Information provided →

[start]

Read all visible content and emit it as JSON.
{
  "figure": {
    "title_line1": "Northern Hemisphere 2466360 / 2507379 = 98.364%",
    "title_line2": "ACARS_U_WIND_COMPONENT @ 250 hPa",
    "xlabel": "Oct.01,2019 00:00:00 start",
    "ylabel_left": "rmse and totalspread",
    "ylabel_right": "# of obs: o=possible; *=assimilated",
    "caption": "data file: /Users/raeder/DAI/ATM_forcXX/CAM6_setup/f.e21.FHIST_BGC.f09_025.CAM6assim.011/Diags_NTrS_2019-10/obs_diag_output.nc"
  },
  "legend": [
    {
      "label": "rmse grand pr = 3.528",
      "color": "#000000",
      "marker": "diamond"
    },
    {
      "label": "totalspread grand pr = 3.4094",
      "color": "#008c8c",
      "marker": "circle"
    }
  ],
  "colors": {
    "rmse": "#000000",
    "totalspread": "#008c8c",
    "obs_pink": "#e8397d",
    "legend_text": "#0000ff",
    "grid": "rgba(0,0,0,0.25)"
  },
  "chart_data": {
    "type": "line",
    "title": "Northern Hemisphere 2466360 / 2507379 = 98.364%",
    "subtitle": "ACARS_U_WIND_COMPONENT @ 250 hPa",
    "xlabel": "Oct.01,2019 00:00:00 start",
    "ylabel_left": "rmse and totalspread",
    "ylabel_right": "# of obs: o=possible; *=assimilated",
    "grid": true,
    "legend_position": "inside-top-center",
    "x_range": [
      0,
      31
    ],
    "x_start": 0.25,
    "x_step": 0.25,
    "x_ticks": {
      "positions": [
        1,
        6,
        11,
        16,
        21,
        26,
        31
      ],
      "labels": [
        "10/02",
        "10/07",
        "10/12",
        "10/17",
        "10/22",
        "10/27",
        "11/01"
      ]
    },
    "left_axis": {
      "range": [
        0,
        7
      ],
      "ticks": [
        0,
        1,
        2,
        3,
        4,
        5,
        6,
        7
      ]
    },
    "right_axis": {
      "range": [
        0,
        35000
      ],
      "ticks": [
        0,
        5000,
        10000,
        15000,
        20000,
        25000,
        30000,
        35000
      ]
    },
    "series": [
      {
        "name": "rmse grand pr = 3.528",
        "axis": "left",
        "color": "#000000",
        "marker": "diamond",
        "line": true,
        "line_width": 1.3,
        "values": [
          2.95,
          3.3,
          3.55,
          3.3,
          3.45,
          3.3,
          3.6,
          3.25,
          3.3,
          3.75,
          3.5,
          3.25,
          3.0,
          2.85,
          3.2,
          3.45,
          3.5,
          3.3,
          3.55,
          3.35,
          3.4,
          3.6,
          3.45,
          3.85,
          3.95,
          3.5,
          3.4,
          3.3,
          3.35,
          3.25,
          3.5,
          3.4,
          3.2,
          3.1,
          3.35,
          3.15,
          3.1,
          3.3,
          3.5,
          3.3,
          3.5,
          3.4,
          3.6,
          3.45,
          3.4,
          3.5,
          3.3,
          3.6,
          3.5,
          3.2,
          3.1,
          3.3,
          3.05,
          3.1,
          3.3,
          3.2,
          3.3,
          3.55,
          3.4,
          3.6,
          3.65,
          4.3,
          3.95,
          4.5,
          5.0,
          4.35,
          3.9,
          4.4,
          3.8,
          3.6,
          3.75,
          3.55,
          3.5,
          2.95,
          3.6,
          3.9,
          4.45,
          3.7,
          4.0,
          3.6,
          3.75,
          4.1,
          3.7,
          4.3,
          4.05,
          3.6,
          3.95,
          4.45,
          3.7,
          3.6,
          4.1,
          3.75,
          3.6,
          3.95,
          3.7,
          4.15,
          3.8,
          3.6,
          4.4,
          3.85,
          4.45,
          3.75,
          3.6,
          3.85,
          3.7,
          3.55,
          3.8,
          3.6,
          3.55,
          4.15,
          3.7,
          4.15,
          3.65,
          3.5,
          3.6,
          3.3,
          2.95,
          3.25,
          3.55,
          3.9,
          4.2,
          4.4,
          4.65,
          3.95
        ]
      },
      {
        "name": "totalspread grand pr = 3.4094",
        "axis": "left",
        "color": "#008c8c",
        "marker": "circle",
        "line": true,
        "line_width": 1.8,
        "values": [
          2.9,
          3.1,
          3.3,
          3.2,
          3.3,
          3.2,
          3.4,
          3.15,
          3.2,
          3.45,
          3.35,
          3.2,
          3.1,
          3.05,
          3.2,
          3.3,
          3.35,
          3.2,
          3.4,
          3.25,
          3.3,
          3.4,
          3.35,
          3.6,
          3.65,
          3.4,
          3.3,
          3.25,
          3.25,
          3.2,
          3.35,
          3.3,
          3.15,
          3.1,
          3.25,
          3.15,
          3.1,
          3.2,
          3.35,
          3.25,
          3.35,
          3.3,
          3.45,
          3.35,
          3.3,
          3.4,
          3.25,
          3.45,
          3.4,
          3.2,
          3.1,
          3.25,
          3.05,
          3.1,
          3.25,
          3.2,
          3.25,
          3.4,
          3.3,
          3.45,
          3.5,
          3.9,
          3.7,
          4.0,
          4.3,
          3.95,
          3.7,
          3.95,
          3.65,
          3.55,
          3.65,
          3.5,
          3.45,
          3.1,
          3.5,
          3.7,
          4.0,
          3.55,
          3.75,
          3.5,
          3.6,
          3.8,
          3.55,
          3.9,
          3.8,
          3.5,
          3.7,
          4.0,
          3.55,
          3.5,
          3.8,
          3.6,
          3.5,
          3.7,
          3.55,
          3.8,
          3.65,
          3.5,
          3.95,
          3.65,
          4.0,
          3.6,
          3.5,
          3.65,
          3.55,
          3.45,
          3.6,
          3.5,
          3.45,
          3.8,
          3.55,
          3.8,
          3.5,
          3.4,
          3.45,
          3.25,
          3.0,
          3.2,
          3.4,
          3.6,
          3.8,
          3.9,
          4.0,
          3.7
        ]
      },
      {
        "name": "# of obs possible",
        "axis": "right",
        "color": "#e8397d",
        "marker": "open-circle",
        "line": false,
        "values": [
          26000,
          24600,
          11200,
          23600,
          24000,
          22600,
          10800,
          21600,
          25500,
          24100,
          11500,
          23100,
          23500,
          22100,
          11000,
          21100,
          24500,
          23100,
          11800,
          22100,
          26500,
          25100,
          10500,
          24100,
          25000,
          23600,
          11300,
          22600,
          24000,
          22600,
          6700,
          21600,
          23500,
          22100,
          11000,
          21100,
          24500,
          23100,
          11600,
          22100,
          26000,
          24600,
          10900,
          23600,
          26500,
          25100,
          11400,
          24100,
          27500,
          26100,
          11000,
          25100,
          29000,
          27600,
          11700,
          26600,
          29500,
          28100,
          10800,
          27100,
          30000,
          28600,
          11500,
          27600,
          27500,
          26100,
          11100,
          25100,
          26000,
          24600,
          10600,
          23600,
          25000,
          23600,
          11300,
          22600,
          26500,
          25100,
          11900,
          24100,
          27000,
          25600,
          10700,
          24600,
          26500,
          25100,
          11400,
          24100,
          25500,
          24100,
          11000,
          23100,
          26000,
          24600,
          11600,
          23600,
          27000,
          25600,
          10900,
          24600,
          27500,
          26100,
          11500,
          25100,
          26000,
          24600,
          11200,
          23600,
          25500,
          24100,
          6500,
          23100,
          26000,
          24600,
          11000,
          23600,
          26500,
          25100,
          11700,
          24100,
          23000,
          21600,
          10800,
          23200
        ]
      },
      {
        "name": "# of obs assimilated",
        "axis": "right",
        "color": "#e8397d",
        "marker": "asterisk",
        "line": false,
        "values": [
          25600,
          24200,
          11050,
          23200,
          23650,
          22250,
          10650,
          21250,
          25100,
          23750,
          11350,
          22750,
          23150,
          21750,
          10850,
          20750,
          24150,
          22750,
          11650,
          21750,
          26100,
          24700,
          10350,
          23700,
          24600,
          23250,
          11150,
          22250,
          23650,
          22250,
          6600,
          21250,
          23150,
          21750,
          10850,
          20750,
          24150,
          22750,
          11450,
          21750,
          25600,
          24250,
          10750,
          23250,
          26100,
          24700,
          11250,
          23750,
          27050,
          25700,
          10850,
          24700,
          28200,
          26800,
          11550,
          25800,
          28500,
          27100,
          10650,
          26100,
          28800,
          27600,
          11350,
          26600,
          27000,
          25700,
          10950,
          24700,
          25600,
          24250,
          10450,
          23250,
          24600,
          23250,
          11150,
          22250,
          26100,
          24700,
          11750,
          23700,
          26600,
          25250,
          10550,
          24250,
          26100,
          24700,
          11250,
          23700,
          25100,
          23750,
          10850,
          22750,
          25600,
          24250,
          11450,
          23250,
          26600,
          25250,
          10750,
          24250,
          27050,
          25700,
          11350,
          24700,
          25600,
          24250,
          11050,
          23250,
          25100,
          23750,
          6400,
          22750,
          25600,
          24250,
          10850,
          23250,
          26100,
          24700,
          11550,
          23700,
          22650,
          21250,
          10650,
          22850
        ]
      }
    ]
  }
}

[end]

Set task → Find every line in the records above that holds the word "name", and copy each one.

Finished answer →
        "name": "rmse grand pr = 3.528",
        "name": "totalspread grand pr = 3.4094",
        "name": "# of obs possible",
        "name": "# of obs assimilated",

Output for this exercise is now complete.